Dataset items

■ ■ ■ ■ ■

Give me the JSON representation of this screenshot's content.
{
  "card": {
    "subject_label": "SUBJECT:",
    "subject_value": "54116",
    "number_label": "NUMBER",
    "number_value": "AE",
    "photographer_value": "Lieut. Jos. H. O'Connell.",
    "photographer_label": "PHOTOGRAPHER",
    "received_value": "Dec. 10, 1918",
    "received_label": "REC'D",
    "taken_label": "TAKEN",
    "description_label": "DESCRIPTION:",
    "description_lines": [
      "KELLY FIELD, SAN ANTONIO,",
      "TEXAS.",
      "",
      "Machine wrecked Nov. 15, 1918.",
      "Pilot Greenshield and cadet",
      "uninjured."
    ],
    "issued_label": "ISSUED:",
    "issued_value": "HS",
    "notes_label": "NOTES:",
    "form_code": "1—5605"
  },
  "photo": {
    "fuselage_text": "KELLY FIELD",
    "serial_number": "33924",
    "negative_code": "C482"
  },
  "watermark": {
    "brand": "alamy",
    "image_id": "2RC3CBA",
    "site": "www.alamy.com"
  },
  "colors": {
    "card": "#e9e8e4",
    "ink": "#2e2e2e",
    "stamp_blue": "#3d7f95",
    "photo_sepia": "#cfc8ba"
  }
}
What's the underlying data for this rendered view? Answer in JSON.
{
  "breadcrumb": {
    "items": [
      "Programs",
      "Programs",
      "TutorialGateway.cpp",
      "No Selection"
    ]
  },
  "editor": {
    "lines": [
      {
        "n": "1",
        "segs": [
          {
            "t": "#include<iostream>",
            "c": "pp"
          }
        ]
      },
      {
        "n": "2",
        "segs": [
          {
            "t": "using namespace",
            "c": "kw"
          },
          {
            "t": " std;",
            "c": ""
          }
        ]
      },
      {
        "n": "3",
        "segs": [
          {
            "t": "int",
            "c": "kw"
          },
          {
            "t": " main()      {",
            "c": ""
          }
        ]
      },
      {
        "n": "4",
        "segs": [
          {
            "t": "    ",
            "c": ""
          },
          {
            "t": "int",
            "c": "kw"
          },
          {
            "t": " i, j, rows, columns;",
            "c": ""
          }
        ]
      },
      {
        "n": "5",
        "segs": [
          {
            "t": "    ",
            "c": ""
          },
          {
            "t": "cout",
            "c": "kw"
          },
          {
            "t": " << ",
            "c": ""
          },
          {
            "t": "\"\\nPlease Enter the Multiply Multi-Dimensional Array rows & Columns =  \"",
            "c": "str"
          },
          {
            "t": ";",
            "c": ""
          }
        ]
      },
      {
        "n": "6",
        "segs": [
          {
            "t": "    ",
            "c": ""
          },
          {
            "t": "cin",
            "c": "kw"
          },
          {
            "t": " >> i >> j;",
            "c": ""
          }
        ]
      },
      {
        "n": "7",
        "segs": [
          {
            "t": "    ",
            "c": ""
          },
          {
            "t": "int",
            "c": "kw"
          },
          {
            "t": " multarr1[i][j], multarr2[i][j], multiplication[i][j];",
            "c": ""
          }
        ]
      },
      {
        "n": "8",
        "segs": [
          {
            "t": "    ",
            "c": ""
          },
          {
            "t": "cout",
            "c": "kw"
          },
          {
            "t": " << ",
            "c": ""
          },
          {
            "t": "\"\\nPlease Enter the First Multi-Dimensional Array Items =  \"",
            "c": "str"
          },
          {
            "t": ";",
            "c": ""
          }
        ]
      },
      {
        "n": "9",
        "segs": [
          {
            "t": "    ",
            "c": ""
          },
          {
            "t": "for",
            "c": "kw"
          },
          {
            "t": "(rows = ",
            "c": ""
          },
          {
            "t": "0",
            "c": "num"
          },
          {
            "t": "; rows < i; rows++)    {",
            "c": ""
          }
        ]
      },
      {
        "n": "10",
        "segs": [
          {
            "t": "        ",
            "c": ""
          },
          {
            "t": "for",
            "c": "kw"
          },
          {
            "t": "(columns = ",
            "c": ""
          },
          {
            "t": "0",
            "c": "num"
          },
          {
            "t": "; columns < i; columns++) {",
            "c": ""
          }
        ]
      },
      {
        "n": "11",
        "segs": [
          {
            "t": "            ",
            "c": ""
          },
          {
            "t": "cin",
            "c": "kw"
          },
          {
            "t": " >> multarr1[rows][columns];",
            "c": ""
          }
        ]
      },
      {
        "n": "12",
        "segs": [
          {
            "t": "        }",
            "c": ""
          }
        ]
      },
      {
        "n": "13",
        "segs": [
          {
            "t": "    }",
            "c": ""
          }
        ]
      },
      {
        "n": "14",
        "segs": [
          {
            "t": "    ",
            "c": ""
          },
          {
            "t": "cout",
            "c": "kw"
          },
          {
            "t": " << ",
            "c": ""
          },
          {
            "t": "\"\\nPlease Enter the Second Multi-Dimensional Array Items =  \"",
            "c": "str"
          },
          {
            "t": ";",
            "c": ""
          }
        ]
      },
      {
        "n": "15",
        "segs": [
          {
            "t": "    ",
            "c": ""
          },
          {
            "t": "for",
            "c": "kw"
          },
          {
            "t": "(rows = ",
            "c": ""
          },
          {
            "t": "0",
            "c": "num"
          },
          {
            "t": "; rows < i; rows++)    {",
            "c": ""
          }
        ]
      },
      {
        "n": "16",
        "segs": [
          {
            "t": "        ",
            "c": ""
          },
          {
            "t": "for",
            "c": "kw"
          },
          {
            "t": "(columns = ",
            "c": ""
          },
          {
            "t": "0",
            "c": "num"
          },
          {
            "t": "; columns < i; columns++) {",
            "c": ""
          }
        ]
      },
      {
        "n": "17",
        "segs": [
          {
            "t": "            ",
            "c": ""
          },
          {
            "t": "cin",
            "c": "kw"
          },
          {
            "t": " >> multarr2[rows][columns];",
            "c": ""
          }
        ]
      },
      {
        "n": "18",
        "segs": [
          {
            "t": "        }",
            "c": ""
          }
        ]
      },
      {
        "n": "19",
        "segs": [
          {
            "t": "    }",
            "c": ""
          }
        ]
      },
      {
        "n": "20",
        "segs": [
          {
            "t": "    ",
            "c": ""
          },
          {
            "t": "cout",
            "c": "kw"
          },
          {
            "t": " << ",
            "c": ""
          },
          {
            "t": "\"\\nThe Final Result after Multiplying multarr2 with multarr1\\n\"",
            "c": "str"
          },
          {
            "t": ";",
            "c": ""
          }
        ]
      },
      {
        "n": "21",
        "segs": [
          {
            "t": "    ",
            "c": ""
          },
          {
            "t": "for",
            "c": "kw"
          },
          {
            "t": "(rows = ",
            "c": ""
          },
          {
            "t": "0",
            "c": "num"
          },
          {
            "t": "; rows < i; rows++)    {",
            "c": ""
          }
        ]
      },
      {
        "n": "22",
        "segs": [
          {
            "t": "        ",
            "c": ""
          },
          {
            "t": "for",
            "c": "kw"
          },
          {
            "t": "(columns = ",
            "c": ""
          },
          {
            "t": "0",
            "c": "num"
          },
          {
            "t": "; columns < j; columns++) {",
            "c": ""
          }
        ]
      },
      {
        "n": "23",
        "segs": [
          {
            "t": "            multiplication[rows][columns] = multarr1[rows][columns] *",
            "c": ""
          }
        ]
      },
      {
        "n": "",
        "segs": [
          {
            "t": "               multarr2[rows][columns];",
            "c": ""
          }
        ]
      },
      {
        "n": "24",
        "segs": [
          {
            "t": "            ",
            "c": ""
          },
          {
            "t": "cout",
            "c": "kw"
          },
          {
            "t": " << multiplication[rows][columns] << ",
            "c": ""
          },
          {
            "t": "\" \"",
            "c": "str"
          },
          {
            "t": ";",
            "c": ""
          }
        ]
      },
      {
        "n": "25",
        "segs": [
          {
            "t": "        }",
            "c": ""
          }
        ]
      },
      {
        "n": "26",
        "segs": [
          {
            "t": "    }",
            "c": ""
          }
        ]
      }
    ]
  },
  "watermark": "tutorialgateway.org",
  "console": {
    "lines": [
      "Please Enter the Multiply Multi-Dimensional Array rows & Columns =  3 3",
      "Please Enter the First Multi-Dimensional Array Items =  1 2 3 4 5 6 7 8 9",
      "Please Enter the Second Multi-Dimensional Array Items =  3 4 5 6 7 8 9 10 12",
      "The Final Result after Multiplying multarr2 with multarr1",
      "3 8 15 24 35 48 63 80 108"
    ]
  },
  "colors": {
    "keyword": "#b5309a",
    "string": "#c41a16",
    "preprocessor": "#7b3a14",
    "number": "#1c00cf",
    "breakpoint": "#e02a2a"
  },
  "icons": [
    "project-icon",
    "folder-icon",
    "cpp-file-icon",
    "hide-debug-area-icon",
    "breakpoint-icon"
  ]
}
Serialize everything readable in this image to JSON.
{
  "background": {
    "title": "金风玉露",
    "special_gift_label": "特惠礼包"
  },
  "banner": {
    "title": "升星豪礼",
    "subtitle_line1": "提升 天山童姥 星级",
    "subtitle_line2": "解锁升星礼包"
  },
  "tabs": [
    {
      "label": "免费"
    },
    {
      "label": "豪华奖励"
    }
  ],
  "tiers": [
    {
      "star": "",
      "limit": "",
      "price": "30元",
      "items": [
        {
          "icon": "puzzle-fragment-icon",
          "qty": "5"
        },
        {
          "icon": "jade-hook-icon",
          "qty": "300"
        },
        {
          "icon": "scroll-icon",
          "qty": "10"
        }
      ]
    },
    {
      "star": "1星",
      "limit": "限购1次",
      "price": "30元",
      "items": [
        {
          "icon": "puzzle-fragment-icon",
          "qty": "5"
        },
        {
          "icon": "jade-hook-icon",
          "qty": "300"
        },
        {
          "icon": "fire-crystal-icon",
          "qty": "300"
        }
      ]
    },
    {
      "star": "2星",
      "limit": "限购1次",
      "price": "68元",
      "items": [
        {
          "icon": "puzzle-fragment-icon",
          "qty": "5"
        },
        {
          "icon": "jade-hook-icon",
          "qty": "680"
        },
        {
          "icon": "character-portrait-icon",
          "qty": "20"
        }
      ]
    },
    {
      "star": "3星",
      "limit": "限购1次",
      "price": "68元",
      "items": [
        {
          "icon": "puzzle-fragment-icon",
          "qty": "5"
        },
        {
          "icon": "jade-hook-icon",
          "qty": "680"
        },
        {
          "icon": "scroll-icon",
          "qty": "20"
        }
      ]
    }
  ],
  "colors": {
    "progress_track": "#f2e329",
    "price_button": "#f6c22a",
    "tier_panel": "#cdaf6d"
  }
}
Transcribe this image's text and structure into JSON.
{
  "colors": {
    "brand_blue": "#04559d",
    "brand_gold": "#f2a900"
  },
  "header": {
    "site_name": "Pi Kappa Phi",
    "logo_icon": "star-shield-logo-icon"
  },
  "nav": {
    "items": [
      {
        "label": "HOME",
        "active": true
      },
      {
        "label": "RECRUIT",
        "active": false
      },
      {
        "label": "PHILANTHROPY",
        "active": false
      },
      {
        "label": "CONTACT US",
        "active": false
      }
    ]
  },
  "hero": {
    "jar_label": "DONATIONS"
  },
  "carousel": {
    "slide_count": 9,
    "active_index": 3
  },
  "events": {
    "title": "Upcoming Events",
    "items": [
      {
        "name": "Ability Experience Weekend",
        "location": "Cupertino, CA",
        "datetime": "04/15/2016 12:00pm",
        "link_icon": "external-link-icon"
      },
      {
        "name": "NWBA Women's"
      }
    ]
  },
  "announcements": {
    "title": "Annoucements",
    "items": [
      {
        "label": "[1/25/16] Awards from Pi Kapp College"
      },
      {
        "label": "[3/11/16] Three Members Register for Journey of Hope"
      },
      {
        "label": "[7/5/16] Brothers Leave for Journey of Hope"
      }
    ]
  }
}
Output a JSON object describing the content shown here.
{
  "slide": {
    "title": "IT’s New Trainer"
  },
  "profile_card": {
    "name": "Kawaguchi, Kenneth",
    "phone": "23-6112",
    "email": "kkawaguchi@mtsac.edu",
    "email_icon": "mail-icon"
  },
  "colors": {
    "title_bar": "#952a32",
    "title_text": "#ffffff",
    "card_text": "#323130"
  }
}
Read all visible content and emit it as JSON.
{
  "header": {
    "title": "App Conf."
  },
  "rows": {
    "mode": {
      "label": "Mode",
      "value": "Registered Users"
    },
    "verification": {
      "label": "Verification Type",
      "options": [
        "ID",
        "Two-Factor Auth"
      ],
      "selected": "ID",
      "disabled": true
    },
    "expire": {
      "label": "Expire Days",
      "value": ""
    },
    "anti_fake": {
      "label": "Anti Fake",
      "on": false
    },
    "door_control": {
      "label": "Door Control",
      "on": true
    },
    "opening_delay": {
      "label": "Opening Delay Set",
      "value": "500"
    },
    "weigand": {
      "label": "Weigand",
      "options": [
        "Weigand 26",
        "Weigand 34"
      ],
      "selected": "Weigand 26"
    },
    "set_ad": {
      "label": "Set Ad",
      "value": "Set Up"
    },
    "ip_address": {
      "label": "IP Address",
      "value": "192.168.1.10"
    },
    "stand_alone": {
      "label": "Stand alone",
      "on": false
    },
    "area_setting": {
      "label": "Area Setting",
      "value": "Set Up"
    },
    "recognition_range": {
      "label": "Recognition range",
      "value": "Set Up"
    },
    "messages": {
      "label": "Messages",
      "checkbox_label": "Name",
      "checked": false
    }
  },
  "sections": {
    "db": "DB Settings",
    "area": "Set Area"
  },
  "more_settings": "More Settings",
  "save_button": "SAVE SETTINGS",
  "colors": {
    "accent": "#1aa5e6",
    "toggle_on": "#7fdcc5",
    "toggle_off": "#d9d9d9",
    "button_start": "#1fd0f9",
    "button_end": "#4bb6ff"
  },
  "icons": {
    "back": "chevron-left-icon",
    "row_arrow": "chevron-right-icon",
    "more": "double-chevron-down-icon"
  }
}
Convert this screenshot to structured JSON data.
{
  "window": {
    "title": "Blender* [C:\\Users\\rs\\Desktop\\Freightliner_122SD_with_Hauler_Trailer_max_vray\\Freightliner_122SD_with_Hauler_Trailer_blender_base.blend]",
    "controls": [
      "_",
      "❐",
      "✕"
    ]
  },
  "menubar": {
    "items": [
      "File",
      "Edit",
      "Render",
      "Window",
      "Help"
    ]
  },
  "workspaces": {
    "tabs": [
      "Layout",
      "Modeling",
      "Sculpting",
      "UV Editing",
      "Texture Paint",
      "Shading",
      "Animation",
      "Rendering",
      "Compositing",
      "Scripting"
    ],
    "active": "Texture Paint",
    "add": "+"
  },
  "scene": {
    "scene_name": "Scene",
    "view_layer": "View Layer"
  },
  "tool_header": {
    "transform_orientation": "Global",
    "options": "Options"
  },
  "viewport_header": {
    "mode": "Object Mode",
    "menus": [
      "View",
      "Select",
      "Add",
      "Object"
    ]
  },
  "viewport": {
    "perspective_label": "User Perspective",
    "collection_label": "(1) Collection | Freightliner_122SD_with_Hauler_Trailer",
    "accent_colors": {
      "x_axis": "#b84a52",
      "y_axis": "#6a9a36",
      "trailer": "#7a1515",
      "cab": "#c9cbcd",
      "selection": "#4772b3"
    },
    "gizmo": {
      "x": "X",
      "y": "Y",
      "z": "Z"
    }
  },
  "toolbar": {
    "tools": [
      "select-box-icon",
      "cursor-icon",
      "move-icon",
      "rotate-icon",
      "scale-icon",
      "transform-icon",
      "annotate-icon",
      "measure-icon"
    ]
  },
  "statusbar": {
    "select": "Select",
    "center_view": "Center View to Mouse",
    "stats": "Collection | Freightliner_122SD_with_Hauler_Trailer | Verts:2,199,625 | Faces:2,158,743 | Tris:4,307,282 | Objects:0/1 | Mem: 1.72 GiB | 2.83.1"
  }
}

■ ■ ■ ■ ■

Task prompt ▸
Tally the lines of the records holding the word "this", then state only the tally.

Exercise answer ▸
5